## Start

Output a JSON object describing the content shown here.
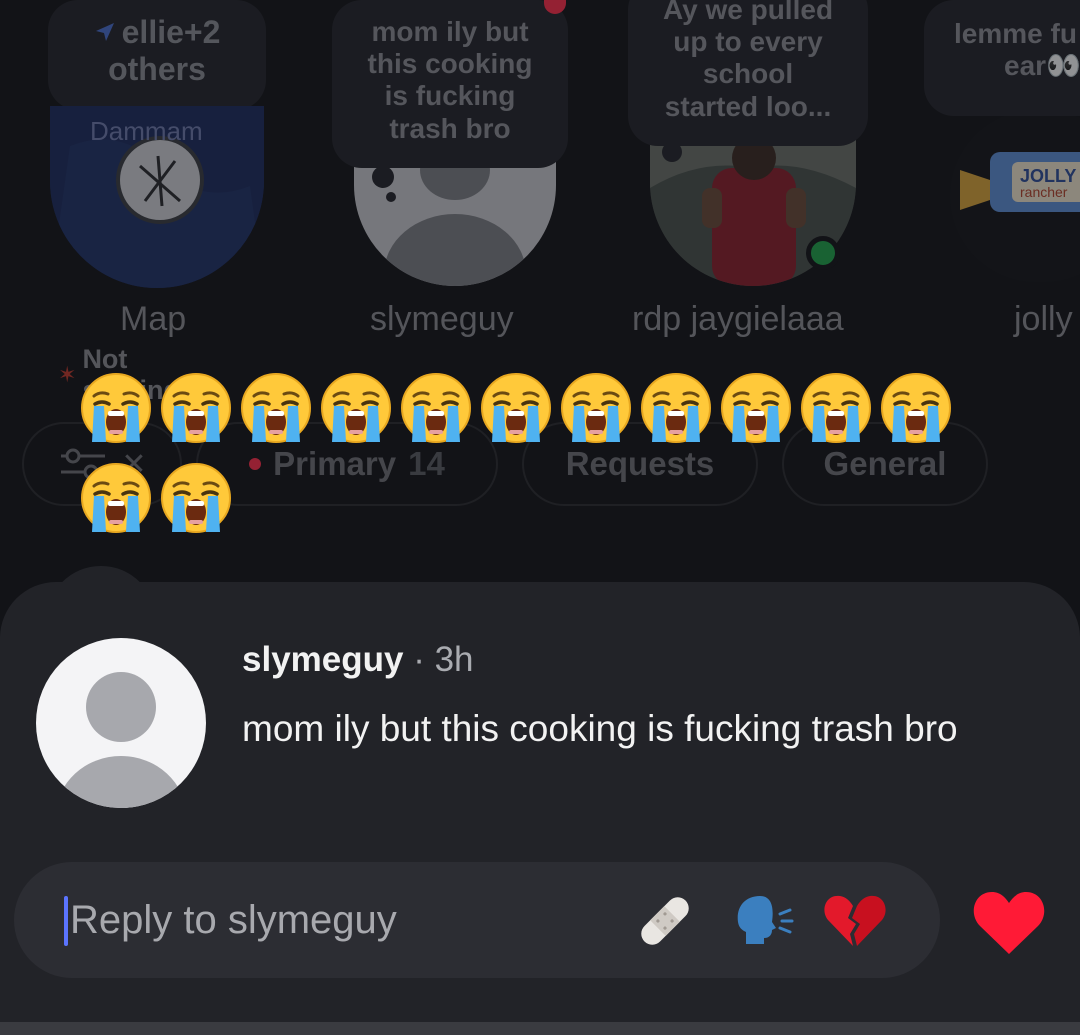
{
  "notes": [
    {
      "bubble_line1": "ellie+2",
      "bubble_line2": "others",
      "map_label": "Dammam",
      "name": "Map",
      "status": "Not sharing"
    },
    {
      "bubble_lines": [
        "mom ily but",
        "this cooking",
        "is fucking",
        "trash bro"
      ],
      "name": "slymeguy"
    },
    {
      "bubble_lines": [
        "Ay we pulled",
        "up to every",
        "school",
        "started loo..."
      ],
      "name": "rdp jaygielaaa"
    },
    {
      "bubble_lines": [
        "lemme fu",
        "ear👀"
      ],
      "avatar_brand": "JOLLY",
      "avatar_brand_sub": "rancher",
      "name": "jolly"
    }
  ],
  "tabs": [
    {
      "label": "Primary",
      "count": "14"
    },
    {
      "label": "Requests"
    },
    {
      "label": "General"
    }
  ],
  "emoji_icon": "loudly-crying-face-emoji",
  "emoji_rows": [
    11,
    2
  ],
  "reply_sheet": {
    "username": "slymeguy",
    "separator": "·",
    "time": "3h",
    "message": "mom ily but this cooking is fucking trash bro",
    "reply_placeholder": "Reply to slymeguy",
    "quick_emojis": [
      "bandage-emoji",
      "speaking-head-emoji",
      "broken-heart-emoji"
    ],
    "like_icon": "heart-icon"
  },
  "colors": {
    "background": "#121317",
    "sheet": "#222328",
    "accent_caret": "#5b74ff",
    "like": "#ff1a36"
  }
}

## End

**Exercise details**
Would you set down the listing exactly, omitting pictures?

**The completed task**
Output a JSON object describing the content shown here.
{
  "notes": [
    {
      "bubble_line1": "ellie+2",
      "bubble_line2": "others",
      "map_label": "Dammam",
      "name": "Map",
      "status": "Not sharing"
    },
    {
      "bubble_lines": [
        "mom ily but",
        "this cooking",
        "is fucking",
        "trash bro"
      ],
      "name": "slymeguy"
    },
    {
      "bubble_lines": [
        "Ay we pulled",
        "up to every",
        "school",
        "started loo..."
      ],
      "name": "rdp jaygielaaa"
    },
    {
      "bubble_lines": [
        "lemme fu",
        "ear👀"
      ],
      "avatar_brand": "JOLLY",
      "avatar_brand_sub": "rancher",
      "name": "jolly"
    }
  ],
  "tabs": [
    {
      "label": "Primary",
      "count": "14"
    },
    {
      "label": "Requests"
    },
    {
      "label": "General"
    }
  ],
  "emoji_icon": "loudly-crying-face-emoji",
  "emoji_rows": [
    11,
    2
  ],
  "reply_sheet": {
    "username": "slymeguy",
    "separator": "·",
    "time": "3h",
    "message": "mom ily but this cooking is fucking trash bro",
    "reply_placeholder": "Reply to slymeguy",
    "quick_emojis": [
      "bandage-emoji",
      "speaking-head-emoji",
      "broken-heart-emoji"
    ],
    "like_icon": "heart-icon"
  },
  "colors": {
    "background": "#121317",
    "sheet": "#222328",
    "accent_caret": "#5b74ff",
    "like": "#ff1a36"
  }
}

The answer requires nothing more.